### Provided passage:
··········
Sonography is a well-established diagnostic tool and is sometimes used for small interventions. It is a noninvasive treatment or diagnostic tool, is cost effective, has no side effects, and is clinically valuable in nearly all medical disciplines. Technical developments in recent years mean that the examiner requires more skill and knowledge in using ultrasound [1]. As a result, the demand for educational lectures and courses has increased [2-4]. Traditionally, medical journals, hands-on tutorials, and theoretical lectures have been used for keeping doctors up-to-date. One of the difficulties of sonography compared with other imaging technologies is the complex motor hand-eye coordination required. Students are commonly trained in coordination on healthy volunteers with limitations in time and availability. Malignancies or abnormalities are most likely not present in healthy volunteers. Therefore, various models for simulation have been developed [5]. The expense of such simulators, unfortunately, limits their availability for practice.
··········
### Supplied data:
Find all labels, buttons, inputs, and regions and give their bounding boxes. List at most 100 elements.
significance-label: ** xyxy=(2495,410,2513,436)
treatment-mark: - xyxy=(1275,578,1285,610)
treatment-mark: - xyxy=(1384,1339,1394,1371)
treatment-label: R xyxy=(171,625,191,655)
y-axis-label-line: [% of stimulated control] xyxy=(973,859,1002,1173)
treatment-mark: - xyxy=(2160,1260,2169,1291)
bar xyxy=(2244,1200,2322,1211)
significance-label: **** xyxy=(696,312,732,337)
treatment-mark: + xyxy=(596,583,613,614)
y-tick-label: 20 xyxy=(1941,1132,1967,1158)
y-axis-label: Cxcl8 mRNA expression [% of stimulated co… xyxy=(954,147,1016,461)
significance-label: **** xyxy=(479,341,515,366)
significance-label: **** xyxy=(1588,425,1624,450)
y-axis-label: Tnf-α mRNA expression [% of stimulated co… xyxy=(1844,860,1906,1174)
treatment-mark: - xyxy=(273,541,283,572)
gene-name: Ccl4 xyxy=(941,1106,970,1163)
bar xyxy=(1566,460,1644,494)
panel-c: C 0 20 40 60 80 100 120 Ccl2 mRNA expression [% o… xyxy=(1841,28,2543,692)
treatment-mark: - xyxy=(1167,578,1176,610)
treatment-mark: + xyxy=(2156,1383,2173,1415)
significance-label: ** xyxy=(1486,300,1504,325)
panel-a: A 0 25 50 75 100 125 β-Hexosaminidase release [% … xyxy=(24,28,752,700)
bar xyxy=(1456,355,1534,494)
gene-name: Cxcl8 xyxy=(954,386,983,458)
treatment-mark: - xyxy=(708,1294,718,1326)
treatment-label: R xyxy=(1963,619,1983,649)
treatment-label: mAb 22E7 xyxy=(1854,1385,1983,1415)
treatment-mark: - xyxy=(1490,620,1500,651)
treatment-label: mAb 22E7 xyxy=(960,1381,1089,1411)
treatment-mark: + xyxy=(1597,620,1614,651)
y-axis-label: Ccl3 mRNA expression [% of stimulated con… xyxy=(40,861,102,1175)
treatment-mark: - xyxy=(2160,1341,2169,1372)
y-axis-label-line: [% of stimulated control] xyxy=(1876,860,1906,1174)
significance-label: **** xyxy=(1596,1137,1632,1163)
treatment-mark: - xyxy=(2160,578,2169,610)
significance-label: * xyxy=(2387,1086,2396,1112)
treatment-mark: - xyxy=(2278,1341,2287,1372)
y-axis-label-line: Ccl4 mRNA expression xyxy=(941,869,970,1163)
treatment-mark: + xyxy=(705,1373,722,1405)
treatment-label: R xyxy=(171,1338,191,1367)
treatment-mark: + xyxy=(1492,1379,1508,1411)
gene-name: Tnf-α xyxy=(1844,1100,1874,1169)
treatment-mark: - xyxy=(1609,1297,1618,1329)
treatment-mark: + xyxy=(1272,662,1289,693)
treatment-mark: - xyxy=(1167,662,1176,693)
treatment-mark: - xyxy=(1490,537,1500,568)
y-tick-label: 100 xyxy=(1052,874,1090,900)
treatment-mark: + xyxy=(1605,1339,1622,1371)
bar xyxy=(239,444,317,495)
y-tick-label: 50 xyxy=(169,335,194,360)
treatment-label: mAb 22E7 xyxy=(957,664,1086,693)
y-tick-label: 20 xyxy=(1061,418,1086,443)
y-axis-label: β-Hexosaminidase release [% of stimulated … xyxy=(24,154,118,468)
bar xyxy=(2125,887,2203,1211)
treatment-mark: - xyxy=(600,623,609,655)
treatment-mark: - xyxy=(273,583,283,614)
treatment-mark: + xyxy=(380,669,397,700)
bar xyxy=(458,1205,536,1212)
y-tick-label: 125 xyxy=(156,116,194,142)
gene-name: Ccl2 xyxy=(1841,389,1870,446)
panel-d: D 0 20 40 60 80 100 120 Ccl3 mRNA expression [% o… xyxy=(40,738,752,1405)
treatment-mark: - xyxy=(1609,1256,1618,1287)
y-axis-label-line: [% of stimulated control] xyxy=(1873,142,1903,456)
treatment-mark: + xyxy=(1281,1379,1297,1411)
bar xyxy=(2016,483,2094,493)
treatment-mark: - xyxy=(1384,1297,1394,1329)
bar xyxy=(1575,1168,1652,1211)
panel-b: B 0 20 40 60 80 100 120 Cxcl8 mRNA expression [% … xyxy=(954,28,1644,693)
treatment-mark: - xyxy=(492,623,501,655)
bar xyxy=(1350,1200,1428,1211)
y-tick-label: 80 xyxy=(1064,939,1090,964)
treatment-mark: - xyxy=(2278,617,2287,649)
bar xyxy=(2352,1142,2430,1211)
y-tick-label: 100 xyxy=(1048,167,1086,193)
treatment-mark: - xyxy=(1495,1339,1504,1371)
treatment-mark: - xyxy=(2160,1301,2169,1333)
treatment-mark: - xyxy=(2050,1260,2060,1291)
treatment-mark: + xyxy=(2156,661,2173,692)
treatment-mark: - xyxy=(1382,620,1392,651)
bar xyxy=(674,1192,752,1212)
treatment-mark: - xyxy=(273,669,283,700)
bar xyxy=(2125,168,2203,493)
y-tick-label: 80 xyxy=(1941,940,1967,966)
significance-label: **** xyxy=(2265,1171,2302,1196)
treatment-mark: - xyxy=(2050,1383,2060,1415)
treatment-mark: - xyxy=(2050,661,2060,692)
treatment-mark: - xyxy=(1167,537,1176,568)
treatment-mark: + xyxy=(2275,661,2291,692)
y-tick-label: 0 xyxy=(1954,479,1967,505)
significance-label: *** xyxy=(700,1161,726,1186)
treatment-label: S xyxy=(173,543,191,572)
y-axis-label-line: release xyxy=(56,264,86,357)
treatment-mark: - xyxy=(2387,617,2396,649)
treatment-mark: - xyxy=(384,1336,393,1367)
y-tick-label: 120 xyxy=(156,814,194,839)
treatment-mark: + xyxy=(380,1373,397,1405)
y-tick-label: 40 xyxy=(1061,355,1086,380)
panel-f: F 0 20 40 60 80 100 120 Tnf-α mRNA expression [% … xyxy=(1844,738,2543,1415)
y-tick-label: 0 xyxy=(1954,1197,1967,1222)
··········
### Exercise objective:
From the sonography passage above, list every means that the text says has traditionally been used to keep doctors up-to-date.

### Task solution:
- Medical journals
- Hands-on tutorials
- Theoretical lectures